━━ Text section

How does the government regulate and prioritise gas allocation during shortages?

  • Supply regulation powers: Facing the Hormuz-led shortfall, the government invoked supply-regulation powers (linked to the Essential Commodities Act) to divert scarce natural gas to priority sectors. The framework prioritises segments that touch ordinary consumers directly.

  • The priority order: Piped Natural Gas (PNG) for households, Compressed Natural Gas (CNG) for vehicles and LPG production are placed ahead of other users. Gas-based power, being a discretionary and price-sensitive consumer, ranks lower, which is why its available capacity has shrunk even as demand for evening balancing rises.

  • The squeeze on power: This allocation logic, combined with high spot prices, explains the paradox of summer 2026 — the grid needs more gas-based power exactly when affordable gas for power is hardest to secure.

What is India's natural gas strategy, and why does this episode matter for energy security?

━━━━

Tasks to complete:
1: Answer these questions about the text on gas allocation during shortages:
(a) Which act are the government's supply-regulation powers linked to?
(b) Which three uses are placed ahead of other users in the priority order?
(c) Along with the allocation logic, what factor explains the paradox of summer 2026?
2: Continue the text on gas allocation during shortages from the point where it stops.

━━ Entries

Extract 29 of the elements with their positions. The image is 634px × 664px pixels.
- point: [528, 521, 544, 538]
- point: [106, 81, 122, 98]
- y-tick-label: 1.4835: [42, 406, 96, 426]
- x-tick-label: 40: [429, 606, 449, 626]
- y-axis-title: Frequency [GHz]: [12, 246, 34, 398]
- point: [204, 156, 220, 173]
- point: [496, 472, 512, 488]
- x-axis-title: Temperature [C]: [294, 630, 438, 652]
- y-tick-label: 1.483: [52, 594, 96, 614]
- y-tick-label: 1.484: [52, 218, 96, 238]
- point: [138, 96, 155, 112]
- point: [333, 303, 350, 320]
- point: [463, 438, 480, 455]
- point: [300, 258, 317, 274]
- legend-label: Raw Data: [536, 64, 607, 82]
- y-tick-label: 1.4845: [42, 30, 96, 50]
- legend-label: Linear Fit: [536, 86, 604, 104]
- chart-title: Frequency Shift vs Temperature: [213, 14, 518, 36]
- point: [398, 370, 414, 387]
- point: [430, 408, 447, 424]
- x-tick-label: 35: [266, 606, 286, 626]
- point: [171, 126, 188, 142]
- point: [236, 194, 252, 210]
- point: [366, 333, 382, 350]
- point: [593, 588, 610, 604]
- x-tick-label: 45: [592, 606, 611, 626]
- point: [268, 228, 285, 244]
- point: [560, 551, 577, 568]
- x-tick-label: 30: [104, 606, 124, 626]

━━━━

Answers in order:
1:
(a) The Essential Commodities Act.
(b) Piped Natural Gas (PNG) for households, Compressed Natural Gas (CNG) for vehicles, and LPG production.
(c) High spot prices.

2:
  • The gas-based economy goal: India aims to raise the share of natural gas in its primary energy mix from about 6–6.5% to 15% by 2030, positioning gas as a cleaner "bridge fuel" between coal and renewables. Supporting steps include expanding the National Gas Grid, scaling up the City Gas Distribution (CGD) network and adding LNG terminals.

  • The energy security tension: The current crisis exposes the core vulnerability of this strategy — rising gas use means rising import dependence, and imports are hostage to geopolitics and price volatility. Roughly 45–50% of gas is imported, much of it through a single chokepoint.

  • The transition dilemma: Gas plants are valuable as fast-balancing assets, yet they are expensive and exposed to shocks. The medium-term answer lies in battery storage, pumped hydro and firm renewable contracts, but until these scale, India will continue leaning on gas to keep the lights on during evening peaks.

Data Crunch

  • IMD's updated forecast pegs the 2026 southwest monsoon at about 90% of the Long Period Average (LPA), placing it firmly in the "below normal" category; the LPA (1971–2020) is 87 cm.

  • The IMD estimated roughly an 84% overall probability of below-normal or deficient rainfall, including about a 60% chance of a deficient season, with weak rains linked to a developing El Niño.

  • Power-sector entities bought 13,92,500 MMBtu of natural gas on IGX between 1 and 23 June 2026, against effectively nil a year earlier.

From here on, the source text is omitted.